◆ **The task**: Lines containing the string "Check" are to be counted; report the total by itself.
"""
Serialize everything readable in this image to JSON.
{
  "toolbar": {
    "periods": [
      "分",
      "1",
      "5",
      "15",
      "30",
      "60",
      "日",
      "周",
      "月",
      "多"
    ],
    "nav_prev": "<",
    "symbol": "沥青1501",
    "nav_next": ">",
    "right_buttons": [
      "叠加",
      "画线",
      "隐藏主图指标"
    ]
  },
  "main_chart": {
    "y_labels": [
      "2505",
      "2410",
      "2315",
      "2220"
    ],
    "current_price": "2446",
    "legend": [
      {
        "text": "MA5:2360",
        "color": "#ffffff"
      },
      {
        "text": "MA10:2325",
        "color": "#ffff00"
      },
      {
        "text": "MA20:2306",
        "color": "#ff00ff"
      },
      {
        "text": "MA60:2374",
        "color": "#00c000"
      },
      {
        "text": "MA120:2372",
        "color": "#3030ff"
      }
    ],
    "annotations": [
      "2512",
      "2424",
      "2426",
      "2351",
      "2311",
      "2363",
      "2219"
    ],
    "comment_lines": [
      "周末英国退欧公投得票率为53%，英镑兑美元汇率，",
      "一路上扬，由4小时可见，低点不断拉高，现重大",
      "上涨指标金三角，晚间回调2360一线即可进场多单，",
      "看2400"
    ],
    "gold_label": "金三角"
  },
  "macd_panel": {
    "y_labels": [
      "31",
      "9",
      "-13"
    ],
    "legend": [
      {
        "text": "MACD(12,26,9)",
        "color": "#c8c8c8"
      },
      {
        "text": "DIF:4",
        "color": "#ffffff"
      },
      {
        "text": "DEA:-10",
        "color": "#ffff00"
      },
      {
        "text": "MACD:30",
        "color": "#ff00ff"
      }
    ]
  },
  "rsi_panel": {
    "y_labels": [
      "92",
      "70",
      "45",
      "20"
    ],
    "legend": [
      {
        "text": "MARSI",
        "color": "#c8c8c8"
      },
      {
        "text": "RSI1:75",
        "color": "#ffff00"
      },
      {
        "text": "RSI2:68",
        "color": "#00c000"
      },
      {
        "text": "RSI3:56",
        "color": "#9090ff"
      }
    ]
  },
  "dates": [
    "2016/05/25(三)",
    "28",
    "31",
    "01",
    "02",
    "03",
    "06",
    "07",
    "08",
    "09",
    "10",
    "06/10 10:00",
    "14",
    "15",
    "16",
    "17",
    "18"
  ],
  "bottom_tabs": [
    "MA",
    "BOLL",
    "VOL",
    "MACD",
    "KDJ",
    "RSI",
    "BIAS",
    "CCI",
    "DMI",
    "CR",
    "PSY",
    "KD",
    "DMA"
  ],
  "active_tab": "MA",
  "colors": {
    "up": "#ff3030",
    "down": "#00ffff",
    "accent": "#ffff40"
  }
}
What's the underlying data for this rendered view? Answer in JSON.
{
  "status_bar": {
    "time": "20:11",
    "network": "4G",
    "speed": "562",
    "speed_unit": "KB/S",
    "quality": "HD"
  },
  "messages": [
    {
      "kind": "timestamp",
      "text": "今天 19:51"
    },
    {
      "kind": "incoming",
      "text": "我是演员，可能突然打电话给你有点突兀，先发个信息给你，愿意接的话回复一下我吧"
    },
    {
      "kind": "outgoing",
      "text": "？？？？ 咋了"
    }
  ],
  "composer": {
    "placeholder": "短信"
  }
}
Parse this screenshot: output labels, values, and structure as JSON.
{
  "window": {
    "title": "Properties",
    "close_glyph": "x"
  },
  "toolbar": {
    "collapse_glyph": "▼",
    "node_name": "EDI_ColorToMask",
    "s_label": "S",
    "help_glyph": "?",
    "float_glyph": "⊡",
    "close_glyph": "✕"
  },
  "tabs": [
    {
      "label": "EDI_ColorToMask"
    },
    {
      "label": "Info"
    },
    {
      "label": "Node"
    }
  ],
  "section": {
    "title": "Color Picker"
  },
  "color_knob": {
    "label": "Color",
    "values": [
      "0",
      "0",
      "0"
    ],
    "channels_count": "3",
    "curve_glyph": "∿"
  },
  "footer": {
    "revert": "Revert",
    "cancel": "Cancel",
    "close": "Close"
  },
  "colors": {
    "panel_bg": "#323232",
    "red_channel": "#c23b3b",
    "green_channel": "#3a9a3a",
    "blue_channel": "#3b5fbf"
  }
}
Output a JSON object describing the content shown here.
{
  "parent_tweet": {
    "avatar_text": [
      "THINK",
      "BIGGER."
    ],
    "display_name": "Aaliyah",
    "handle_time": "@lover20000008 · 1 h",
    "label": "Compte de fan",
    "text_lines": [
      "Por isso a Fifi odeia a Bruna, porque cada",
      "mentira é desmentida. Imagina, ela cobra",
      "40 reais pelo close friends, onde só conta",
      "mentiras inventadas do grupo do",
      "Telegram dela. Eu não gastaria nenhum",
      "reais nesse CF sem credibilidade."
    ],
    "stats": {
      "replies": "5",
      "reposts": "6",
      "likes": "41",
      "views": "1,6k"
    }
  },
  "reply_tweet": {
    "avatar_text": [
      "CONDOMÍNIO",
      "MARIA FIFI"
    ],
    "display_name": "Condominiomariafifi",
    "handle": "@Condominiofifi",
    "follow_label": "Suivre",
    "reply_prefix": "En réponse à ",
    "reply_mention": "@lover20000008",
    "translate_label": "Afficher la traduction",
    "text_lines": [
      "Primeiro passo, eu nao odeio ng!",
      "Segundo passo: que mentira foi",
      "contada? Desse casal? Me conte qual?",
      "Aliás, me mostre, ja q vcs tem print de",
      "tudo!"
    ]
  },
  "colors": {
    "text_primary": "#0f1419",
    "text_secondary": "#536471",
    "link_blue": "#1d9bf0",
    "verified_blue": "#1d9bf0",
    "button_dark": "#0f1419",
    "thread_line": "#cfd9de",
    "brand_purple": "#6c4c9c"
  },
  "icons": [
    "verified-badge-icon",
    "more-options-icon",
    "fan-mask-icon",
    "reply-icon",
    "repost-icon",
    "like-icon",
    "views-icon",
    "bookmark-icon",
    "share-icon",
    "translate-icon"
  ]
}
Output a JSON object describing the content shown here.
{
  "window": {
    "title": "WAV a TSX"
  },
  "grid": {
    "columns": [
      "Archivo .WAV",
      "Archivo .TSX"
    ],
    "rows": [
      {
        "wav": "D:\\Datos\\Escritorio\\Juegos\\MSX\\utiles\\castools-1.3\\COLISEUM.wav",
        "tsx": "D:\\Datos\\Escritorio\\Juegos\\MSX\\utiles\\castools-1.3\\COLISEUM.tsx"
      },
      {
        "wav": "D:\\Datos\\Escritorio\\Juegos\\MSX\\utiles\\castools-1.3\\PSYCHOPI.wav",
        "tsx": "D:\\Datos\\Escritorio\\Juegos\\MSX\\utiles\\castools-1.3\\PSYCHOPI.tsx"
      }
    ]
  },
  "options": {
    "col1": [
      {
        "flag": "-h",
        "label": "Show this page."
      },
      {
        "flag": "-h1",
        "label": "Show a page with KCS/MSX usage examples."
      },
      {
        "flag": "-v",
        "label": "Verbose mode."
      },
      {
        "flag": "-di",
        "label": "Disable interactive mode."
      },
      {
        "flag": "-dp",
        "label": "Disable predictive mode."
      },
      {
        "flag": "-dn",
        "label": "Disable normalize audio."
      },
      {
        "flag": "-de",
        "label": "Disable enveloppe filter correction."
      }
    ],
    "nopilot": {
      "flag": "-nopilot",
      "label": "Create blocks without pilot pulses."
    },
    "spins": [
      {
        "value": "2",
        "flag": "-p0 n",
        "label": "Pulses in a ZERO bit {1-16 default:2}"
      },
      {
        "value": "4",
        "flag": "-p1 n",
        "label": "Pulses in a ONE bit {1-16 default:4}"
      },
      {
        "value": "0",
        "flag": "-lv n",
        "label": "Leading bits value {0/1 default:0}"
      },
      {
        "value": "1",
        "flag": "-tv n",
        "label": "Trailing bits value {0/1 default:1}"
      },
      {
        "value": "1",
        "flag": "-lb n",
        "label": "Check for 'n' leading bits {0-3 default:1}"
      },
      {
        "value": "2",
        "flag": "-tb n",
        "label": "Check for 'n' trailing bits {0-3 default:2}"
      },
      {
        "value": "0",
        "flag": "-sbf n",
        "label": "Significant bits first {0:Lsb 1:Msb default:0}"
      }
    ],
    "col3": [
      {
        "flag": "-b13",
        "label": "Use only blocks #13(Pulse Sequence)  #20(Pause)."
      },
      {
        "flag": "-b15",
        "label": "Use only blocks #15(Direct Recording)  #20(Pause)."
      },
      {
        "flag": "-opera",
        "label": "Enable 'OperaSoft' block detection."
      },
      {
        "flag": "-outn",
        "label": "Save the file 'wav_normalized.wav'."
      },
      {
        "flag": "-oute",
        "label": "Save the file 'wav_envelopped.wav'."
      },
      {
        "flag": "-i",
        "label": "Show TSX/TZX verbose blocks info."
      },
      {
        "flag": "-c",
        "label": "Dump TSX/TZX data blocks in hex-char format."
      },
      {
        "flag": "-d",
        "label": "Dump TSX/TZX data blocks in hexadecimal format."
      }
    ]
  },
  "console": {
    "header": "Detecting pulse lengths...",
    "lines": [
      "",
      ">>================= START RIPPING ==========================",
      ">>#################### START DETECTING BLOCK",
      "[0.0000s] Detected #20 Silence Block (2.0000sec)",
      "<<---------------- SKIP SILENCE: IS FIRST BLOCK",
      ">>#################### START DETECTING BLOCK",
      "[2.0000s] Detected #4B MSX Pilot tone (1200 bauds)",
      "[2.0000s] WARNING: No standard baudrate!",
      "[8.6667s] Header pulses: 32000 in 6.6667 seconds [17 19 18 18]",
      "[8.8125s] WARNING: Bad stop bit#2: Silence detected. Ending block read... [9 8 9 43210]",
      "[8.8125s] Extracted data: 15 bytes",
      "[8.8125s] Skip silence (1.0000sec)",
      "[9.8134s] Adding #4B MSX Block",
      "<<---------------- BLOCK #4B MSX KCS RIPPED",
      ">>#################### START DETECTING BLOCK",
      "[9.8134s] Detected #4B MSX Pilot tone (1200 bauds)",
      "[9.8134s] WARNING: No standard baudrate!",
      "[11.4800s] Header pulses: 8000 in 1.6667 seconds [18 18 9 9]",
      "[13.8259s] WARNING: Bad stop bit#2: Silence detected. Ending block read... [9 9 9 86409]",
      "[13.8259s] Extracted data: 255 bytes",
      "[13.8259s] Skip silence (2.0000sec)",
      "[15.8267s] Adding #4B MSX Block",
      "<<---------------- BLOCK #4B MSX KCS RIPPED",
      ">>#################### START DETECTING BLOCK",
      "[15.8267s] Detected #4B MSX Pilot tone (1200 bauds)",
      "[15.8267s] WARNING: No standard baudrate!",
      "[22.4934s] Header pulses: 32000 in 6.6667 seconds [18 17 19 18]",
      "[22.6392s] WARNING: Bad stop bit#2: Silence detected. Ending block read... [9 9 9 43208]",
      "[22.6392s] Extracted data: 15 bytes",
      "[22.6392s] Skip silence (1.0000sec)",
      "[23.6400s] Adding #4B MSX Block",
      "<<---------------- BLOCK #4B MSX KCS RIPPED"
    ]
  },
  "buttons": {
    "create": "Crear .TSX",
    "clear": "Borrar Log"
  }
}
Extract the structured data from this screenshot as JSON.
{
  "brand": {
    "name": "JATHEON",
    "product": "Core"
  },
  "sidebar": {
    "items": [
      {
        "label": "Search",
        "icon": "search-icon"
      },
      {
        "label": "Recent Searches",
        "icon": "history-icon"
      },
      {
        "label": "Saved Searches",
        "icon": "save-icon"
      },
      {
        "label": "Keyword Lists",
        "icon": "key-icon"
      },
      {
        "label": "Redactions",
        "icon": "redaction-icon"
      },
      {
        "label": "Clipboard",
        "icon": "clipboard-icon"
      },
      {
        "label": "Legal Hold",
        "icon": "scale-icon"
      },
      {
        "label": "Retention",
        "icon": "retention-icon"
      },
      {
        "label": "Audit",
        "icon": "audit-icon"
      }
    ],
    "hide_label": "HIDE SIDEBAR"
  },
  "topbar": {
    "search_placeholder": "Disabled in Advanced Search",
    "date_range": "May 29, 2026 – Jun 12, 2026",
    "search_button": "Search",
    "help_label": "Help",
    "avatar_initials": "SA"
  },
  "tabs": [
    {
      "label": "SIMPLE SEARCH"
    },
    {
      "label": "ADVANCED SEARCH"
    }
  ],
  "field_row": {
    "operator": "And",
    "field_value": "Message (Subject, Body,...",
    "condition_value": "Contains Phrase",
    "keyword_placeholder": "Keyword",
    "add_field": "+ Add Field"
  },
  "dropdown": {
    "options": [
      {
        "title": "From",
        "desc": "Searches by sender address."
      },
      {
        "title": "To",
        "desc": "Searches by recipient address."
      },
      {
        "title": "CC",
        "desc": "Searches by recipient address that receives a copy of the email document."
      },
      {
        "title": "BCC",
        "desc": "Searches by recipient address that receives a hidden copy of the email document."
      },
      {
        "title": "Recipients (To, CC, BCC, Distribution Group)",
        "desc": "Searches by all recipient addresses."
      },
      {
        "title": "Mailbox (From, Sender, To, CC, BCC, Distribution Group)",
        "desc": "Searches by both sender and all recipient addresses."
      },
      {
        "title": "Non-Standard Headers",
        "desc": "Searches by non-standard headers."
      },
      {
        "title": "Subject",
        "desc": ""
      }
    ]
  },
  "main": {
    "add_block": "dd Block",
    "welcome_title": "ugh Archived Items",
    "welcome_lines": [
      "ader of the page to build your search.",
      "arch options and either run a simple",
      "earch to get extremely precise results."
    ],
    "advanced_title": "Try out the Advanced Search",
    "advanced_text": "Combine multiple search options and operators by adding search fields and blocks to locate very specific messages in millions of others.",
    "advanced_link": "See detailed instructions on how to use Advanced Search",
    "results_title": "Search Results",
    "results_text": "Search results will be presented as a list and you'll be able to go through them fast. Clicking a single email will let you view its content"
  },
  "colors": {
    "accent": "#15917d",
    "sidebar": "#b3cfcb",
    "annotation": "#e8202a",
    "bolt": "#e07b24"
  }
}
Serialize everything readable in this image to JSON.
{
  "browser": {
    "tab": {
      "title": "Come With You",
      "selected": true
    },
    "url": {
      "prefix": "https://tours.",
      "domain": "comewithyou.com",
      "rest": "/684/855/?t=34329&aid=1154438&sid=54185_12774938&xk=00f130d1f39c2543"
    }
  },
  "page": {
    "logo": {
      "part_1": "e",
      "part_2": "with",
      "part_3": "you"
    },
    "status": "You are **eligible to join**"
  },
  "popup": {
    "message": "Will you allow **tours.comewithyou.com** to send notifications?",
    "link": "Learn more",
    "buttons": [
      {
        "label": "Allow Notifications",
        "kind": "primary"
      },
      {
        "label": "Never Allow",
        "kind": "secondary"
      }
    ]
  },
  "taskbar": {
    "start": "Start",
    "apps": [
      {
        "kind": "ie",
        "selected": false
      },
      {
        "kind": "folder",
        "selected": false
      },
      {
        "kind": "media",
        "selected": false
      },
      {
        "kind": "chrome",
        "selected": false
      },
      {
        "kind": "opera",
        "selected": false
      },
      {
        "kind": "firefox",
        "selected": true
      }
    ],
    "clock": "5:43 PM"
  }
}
"""
◆ **Answer to this task**: 2